Reproduce each line of the listing exactly.

= = = = = = =

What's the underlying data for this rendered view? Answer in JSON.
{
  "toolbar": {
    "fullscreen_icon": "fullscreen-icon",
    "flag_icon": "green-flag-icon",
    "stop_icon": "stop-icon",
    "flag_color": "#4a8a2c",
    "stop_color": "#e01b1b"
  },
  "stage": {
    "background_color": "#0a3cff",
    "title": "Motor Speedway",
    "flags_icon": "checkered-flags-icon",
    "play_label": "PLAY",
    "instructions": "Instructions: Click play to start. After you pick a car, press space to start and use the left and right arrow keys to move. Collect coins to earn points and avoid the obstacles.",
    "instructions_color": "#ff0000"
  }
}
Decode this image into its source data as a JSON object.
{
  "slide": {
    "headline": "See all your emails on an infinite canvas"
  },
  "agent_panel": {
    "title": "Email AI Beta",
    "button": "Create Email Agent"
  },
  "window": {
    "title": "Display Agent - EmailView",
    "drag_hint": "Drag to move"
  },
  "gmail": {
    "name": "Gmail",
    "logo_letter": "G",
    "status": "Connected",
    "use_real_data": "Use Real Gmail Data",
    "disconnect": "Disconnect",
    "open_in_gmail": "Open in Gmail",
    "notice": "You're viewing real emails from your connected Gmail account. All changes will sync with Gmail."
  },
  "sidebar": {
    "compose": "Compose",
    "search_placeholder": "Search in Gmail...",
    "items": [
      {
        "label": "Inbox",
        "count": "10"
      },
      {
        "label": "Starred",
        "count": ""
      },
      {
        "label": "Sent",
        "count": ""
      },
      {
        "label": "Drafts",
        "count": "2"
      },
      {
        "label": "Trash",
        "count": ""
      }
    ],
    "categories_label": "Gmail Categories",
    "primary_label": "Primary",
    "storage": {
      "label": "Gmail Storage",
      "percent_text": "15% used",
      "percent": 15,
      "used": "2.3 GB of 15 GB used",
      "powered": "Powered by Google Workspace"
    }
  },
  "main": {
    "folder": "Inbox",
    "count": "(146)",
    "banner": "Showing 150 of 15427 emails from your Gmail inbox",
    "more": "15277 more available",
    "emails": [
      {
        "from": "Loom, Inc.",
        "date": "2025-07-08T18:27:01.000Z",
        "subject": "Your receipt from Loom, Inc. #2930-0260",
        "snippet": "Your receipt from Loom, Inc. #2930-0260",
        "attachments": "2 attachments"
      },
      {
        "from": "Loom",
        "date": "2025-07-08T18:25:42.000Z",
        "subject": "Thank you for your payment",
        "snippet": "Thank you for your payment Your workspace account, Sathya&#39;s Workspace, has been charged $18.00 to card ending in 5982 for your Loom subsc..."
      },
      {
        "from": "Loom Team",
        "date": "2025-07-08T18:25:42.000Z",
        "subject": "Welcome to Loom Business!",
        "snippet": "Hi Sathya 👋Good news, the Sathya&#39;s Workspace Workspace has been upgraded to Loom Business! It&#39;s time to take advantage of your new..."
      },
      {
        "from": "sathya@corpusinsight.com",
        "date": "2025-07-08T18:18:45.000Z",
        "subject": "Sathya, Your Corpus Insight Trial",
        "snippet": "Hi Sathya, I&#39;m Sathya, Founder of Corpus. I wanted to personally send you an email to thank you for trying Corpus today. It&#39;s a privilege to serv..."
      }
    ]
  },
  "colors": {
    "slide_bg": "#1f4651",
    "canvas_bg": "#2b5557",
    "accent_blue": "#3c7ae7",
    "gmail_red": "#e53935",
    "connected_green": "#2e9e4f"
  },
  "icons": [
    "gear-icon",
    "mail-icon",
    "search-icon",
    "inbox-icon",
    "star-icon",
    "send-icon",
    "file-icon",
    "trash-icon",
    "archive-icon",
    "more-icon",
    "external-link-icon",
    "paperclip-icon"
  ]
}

= = = = = = =

THE RESPONSE:
What's the underlying data for this rendered view? Answer in JSON.
{
  "toolbar": {
    "fullscreen_icon": "fullscreen-icon",
    "flag_icon": "green-flag-icon",
    "stop_icon": "stop-icon",
    "flag_color": "#4a8a2c",
    "stop_color": "#e01b1b"
  },
  "stage": {
    "background_color": "#0a3cff",
    "title": "Motor Speedway",
    "flags_icon": "checkered-flags-icon",
    "play_label": "PLAY",
    "instructions": "Instructions: Click play to start. After you pick a car, press space to start and use the left and right arrow keys to move. Collect coins to earn points and avoid the obstacles.",
    "instructions_color": "#ff0000"
  }
}
Decode this image into its source data as a JSON object.
{
  "slide": {
    "headline": "See all your emails on an infinite canvas"
  },
  "agent_panel": {
    "title": "Email AI Beta",
    "button": "Create Email Agent"
  },
  "window": {
    "title": "Display Agent - EmailView",
    "drag_hint": "Drag to move"
  },
  "gmail": {
    "name": "Gmail",
    "logo_letter": "G",
    "status": "Connected",
    "use_real_data": "Use Real Gmail Data",
    "disconnect": "Disconnect",
    "open_in_gmail": "Open in Gmail",
    "notice": "You're viewing real emails from your connected Gmail account. All changes will sync with Gmail."
  },
  "sidebar": {
    "compose": "Compose",
    "search_placeholder": "Search in Gmail...",
    "items": [
      {
        "label": "Inbox",
        "count": "10"
      },
      {
        "label": "Starred",
        "count": ""
      },
      {
        "label": "Sent",
        "count": ""
      },
      {
        "label": "Drafts",
        "count": "2"
      },
      {
        "label": "Trash",
        "count": ""
      }
    ],
    "categories_label": "Gmail Categories",
    "primary_label": "Primary",
    "storage": {
      "label": "Gmail Storage",
      "percent_text": "15% used",
      "percent": 15,
      "used": "2.3 GB of 15 GB used",
      "powered": "Powered by Google Workspace"
    }
  },
  "main": {
    "folder": "Inbox",
    "count": "(146)",
    "banner": "Showing 150 of 15427 emails from your Gmail inbox",
    "more": "15277 more available",
    "emails": [
      {
        "from": "Loom, Inc.",
        "date": "2025-07-08T18:27:01.000Z",
        "subject": "Your receipt from Loom, Inc. #2930-0260",
        "snippet": "Your receipt from Loom, Inc. #2930-0260",
        "attachments": "2 attachments"
      },
      {
        "from": "Loom",
        "date": "2025-07-08T18:25:42.000Z",
        "subject": "Thank you for your payment",
        "snippet": "Thank you for your payment Your workspace account, Sathya&#39;s Workspace, has been charged $18.00 to card ending in 5982 for your Loom subsc..."
      },
      {
        "from": "Loom Team",
        "date": "2025-07-08T18:25:42.000Z",
        "subject": "Welcome to Loom Business!",
        "snippet": "Hi Sathya 👋Good news, the Sathya&#39;s Workspace Workspace has been upgraded to Loom Business! It&#39;s time to take advantage of your new..."
      },
      {
        "from": "sathya@corpusinsight.com",
        "date": "2025-07-08T18:18:45.000Z",
        "subject": "Sathya, Your Corpus Insight Trial",
        "snippet": "Hi Sathya, I&#39;m Sathya, Founder of Corpus. I wanted to personally send you an email to thank you for trying Corpus today. It&#39;s a privilege to serv..."
      }
    ]
  },
  "colors": {
    "slide_bg": "#1f4651",
    "canvas_bg": "#2b5557",
    "accent_blue": "#3c7ae7",
    "gmail_red": "#e53935",
    "connected_green": "#2e9e4f"
  },
  "icons": [
    "gear-icon",
    "mail-icon",
    "search-icon",
    "inbox-icon",
    "star-icon",
    "send-icon",
    "file-icon",
    "trash-icon",
    "archive-icon",
    "more-icon",
    "external-link-icon",
    "paperclip-icon"
  ]
}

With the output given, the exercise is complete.